══ EXERCISE DATA ══

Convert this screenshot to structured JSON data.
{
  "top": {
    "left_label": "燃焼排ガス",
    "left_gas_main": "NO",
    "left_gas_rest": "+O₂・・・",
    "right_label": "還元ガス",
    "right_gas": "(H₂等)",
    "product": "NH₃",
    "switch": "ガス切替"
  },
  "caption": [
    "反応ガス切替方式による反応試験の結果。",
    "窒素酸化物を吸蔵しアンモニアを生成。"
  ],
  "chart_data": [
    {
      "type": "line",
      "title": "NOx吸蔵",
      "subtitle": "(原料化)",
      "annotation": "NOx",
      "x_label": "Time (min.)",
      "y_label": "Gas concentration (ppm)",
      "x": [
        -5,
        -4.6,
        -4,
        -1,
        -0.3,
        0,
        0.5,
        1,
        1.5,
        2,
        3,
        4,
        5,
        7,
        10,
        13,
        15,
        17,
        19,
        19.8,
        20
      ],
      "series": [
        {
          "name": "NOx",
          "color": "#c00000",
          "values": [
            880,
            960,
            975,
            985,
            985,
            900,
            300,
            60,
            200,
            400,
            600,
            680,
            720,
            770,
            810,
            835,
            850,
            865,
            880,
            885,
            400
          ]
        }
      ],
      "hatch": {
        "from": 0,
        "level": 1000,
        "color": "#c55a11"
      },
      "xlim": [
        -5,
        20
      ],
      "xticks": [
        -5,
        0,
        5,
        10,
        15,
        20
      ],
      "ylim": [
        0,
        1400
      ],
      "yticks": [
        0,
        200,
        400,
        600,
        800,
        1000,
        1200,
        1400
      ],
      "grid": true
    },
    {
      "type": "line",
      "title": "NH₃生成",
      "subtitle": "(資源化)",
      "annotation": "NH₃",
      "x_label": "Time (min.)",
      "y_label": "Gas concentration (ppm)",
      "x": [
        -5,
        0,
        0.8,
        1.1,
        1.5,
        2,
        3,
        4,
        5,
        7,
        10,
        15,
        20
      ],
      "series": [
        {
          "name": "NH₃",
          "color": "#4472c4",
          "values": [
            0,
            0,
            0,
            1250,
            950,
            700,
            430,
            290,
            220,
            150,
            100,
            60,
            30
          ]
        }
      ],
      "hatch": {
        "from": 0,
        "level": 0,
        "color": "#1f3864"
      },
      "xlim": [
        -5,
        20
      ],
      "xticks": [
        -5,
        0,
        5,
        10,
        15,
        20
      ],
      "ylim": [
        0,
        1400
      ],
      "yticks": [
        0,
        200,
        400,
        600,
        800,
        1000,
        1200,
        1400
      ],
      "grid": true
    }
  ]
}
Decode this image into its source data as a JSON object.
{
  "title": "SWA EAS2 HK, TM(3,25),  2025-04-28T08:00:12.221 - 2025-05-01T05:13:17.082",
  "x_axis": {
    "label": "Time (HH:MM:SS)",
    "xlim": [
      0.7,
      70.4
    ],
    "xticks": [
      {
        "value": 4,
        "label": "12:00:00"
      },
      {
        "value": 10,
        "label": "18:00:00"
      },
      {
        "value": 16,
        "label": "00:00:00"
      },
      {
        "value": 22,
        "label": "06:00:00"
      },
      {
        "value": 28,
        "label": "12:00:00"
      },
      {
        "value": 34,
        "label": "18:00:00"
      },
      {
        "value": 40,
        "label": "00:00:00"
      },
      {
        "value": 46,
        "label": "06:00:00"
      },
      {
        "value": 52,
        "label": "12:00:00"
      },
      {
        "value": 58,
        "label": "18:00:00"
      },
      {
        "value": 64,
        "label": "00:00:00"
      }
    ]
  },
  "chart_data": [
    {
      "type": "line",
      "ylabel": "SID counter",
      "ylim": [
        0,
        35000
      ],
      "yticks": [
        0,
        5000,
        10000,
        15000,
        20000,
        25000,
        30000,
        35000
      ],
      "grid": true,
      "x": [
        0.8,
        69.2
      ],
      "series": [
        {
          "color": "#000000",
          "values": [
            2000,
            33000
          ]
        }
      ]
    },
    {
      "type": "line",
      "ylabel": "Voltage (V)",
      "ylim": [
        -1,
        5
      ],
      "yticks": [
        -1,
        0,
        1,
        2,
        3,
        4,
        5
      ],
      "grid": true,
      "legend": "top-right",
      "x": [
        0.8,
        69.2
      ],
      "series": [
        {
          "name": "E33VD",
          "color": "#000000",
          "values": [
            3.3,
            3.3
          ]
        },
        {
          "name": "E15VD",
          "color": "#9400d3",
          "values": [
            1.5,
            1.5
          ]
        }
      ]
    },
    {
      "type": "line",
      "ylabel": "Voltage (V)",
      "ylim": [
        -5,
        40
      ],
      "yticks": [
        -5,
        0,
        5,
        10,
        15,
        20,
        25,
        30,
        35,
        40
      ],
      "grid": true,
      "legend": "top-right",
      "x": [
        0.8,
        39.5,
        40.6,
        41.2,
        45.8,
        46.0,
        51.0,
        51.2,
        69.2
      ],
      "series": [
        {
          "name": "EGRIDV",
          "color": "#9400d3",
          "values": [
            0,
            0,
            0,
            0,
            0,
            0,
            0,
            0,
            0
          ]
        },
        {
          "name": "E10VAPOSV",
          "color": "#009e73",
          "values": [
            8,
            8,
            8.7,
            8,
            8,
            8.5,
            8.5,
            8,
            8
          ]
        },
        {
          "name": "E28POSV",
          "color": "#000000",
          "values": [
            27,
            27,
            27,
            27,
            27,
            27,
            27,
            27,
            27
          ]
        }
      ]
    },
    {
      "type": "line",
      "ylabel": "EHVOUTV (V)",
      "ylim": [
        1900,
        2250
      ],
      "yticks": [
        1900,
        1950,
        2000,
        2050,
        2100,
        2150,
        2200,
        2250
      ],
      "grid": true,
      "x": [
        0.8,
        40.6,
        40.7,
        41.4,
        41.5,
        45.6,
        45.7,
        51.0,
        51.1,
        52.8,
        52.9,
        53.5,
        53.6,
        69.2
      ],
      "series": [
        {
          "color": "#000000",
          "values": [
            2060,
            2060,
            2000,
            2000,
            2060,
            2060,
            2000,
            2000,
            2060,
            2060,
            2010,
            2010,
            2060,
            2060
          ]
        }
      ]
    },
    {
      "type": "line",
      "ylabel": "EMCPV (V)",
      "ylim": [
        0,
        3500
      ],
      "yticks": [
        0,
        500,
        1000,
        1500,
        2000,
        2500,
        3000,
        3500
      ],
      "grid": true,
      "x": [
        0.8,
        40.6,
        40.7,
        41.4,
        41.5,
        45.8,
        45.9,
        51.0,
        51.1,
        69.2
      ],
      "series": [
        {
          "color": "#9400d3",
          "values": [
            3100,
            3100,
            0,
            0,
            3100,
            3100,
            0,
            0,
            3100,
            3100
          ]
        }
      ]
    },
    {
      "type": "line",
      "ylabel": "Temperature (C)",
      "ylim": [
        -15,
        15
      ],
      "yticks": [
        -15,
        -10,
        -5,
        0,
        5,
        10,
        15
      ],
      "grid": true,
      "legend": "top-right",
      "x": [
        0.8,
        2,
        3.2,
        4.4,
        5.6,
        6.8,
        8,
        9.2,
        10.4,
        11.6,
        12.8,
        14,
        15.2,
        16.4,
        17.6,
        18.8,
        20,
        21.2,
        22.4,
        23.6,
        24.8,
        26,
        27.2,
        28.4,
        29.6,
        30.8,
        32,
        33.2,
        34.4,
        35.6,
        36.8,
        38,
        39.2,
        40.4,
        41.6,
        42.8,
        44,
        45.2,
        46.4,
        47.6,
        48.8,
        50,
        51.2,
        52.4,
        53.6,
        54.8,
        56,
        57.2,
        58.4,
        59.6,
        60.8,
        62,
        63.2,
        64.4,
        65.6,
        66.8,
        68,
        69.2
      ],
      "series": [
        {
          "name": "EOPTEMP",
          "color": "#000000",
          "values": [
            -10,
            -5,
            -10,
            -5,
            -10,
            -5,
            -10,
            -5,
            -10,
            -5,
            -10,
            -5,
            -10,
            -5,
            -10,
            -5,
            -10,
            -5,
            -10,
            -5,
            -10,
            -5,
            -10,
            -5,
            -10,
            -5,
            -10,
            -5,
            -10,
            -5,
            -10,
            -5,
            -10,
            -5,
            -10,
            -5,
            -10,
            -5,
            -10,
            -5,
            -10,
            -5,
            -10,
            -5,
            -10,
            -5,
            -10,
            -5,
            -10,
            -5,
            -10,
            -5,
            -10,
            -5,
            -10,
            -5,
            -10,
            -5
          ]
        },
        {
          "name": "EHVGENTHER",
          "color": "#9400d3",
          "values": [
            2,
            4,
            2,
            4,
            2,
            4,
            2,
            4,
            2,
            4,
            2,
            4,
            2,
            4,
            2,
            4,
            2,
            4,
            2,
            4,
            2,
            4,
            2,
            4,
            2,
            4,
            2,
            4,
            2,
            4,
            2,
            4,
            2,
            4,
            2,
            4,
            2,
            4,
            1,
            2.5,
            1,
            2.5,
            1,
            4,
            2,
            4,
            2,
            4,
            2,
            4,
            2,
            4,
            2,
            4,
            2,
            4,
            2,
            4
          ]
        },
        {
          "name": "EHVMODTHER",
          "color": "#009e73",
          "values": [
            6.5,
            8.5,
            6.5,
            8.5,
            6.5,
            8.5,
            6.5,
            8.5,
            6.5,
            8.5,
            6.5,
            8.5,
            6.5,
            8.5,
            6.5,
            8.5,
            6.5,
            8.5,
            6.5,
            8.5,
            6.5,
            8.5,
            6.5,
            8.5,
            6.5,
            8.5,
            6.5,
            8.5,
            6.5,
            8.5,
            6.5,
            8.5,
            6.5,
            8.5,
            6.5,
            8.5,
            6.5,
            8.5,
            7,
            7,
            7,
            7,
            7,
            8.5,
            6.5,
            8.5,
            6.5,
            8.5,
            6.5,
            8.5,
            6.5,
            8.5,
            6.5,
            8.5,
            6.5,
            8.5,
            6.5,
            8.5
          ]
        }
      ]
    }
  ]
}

═══

§ **EXERCISE TASK**
Copy every line that contains the string "name".

§ **OUTPUT BELOW**
          "name": "NOx",
          "name": "NH₃",
          "name": "E33VD",
          "name": "E15VD",
          "name": "EGRIDV",
          "name": "E10VAPOSV",
          "name": "E28POSV",
          "name": "EOPTEMP",
          "name": "EHVGENTHER",
          "name": "EHVMODTHER",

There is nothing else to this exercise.